**WHAT THE TASK REQUIRES**:
Print all entries precisely as they are written.

**ITEMS**:
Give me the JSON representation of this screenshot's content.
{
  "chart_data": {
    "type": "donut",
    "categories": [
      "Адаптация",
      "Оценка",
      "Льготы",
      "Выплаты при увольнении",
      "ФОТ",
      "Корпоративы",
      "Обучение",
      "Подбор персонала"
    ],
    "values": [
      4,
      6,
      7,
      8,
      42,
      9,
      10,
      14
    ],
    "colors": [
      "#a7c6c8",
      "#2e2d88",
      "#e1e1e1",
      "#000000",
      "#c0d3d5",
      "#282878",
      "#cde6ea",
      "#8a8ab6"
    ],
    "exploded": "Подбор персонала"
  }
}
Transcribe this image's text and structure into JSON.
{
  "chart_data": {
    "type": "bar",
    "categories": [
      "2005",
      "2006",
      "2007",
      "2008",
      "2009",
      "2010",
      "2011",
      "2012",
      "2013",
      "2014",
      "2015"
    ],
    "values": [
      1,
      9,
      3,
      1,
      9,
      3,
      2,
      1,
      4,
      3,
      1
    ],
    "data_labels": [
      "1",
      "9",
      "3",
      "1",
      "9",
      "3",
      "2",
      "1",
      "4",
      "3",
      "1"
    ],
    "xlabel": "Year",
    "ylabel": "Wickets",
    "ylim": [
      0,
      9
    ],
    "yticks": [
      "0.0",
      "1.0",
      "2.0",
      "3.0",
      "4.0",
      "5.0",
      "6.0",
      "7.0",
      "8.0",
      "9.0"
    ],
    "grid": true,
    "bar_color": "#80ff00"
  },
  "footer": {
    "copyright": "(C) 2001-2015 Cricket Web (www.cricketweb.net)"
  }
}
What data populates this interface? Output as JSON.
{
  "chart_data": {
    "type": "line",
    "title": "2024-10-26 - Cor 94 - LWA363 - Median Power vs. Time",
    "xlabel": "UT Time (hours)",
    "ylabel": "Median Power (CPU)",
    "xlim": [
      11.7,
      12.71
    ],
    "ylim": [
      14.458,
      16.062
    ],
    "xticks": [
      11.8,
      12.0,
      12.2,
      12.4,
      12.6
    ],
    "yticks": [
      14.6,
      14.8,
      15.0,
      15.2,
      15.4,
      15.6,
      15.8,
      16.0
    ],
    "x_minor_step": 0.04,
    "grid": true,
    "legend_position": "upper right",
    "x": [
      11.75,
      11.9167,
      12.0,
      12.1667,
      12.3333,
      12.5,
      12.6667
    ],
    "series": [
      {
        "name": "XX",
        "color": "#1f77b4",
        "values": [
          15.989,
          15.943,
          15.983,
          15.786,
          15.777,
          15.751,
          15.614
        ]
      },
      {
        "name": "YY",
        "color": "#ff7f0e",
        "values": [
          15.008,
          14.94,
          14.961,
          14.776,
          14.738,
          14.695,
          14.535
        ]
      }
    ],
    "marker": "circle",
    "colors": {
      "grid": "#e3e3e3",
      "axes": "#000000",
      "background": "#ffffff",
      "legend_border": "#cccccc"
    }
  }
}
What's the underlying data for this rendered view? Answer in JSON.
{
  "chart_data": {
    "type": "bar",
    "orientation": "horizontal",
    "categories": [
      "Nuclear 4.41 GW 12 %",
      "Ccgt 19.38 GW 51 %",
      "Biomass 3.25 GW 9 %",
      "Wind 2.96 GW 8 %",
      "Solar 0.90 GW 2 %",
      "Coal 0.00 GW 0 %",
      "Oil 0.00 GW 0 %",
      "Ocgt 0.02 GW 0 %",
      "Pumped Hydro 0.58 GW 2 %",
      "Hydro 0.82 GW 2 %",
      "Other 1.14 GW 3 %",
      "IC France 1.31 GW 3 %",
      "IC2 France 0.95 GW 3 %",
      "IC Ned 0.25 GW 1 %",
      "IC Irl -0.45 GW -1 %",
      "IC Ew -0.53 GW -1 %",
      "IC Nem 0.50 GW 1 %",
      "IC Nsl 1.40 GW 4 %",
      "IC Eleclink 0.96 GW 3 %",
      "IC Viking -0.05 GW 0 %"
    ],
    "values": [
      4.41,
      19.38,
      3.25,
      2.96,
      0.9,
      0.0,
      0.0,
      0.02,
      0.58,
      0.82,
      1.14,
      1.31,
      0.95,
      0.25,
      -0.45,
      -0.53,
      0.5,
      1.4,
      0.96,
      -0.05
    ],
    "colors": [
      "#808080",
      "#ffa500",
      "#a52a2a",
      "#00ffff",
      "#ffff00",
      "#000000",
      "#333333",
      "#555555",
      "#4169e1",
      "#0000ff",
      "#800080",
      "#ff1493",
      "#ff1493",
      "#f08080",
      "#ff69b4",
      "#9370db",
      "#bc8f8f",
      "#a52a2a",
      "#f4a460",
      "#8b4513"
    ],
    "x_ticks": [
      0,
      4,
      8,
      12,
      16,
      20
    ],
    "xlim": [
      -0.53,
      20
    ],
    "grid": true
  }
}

**TASK SOLUTION**:
Give me the JSON representation of this screenshot's content.
{
  "chart_data": {
    "type": "donut",
    "categories": [
      "Адаптация",
      "Оценка",
      "Льготы",
      "Выплаты при увольнении",
      "ФОТ",
      "Корпоративы",
      "Обучение",
      "Подбор персонала"
    ],
    "values": [
      4,
      6,
      7,
      8,
      42,
      9,
      10,
      14
    ],
    "colors": [
      "#a7c6c8",
      "#2e2d88",
      "#e1e1e1",
      "#000000",
      "#c0d3d5",
      "#282878",
      "#cde6ea",
      "#8a8ab6"
    ],
    "exploded": "Подбор персонала"
  }
}
Transcribe this image's text and structure into JSON.
{
  "chart_data": {
    "type": "bar",
    "categories": [
      "2005",
      "2006",
      "2007",
      "2008",
      "2009",
      "2010",
      "2011",
      "2012",
      "2013",
      "2014",
      "2015"
    ],
    "values": [
      1,
      9,
      3,
      1,
      9,
      3,
      2,
      1,
      4,
      3,
      1
    ],
    "data_labels": [
      "1",
      "9",
      "3",
      "1",
      "9",
      "3",
      "2",
      "1",
      "4",
      "3",
      "1"
    ],
    "xlabel": "Year",
    "ylabel": "Wickets",
    "ylim": [
      0,
      9
    ],
    "yticks": [
      "0.0",
      "1.0",
      "2.0",
      "3.0",
      "4.0",
      "5.0",
      "6.0",
      "7.0",
      "8.0",
      "9.0"
    ],
    "grid": true,
    "bar_color": "#80ff00"
  },
  "footer": {
    "copyright": "(C) 2001-2015 Cricket Web (www.cricketweb.net)"
  }
}
What data populates this interface? Output as JSON.
{
  "chart_data": {
    "type": "line",
    "title": "2024-10-26 - Cor 94 - LWA363 - Median Power vs. Time",
    "xlabel": "UT Time (hours)",
    "ylabel": "Median Power (CPU)",
    "xlim": [
      11.7,
      12.71
    ],
    "ylim": [
      14.458,
      16.062
    ],
    "xticks": [
      11.8,
      12.0,
      12.2,
      12.4,
      12.6
    ],
    "yticks": [
      14.6,
      14.8,
      15.0,
      15.2,
      15.4,
      15.6,
      15.8,
      16.0
    ],
    "x_minor_step": 0.04,
    "grid": true,
    "legend_position": "upper right",
    "x": [
      11.75,
      11.9167,
      12.0,
      12.1667,
      12.3333,
      12.5,
      12.6667
    ],
    "series": [
      {
        "name": "XX",
        "color": "#1f77b4",
        "values": [
          15.989,
          15.943,
          15.983,
          15.786,
          15.777,
          15.751,
          15.614
        ]
      },
      {
        "name": "YY",
        "color": "#ff7f0e",
        "values": [
          15.008,
          14.94,
          14.961,
          14.776,
          14.738,
          14.695,
          14.535
        ]
      }
    ],
    "marker": "circle",
    "colors": {
      "grid": "#e3e3e3",
      "axes": "#000000",
      "background": "#ffffff",
      "legend_border": "#cccccc"
    }
  }
}
What's the underlying data for this rendered view? Answer in JSON.
{
  "chart_data": {
    "type": "bar",
    "orientation": "horizontal",
    "categories": [
      "Nuclear 4.41 GW 12 %",
      "Ccgt 19.38 GW 51 %",
      "Biomass 3.25 GW 9 %",
      "Wind 2.96 GW 8 %",
      "Solar 0.90 GW 2 %",
      "Coal 0.00 GW 0 %",
      "Oil 0.00 GW 0 %",
      "Ocgt 0.02 GW 0 %",
      "Pumped Hydro 0.58 GW 2 %",
      "Hydro 0.82 GW 2 %",
      "Other 1.14 GW 3 %",
      "IC France 1.31 GW 3 %",
      "IC2 France 0.95 GW 3 %",
      "IC Ned 0.25 GW 1 %",
      "IC Irl -0.45 GW -1 %",
      "IC Ew -0.53 GW -1 %",
      "IC Nem 0.50 GW 1 %",
      "IC Nsl 1.40 GW 4 %",
      "IC Eleclink 0.96 GW 3 %",
      "IC Viking -0.05 GW 0 %"
    ],
    "values": [
      4.41,
      19.38,
      3.25,
      2.96,
      0.9,
      0.0,
      0.0,
      0.02,
      0.58,
      0.82,
      1.14,
      1.31,
      0.95,
      0.25,
      -0.45,
      -0.53,
      0.5,
      1.4,
      0.96,
      -0.05
    ],
    "colors": [
      "#808080",
      "#ffa500",
      "#a52a2a",
      "#00ffff",
      "#ffff00",
      "#000000",
      "#333333",
      "#555555",
      "#4169e1",
      "#0000ff",
      "#800080",
      "#ff1493",
      "#ff1493",
      "#f08080",
      "#ff69b4",
      "#9370db",
      "#bc8f8f",
      "#a52a2a",
      "#f4a460",
      "#8b4513"
    ],
    "x_ticks": [
      0,
      4,
      8,
      12,
      16,
      20
    ],
    "xlim": [
      -0.53,
      20
    ],
    "grid": true
  }
}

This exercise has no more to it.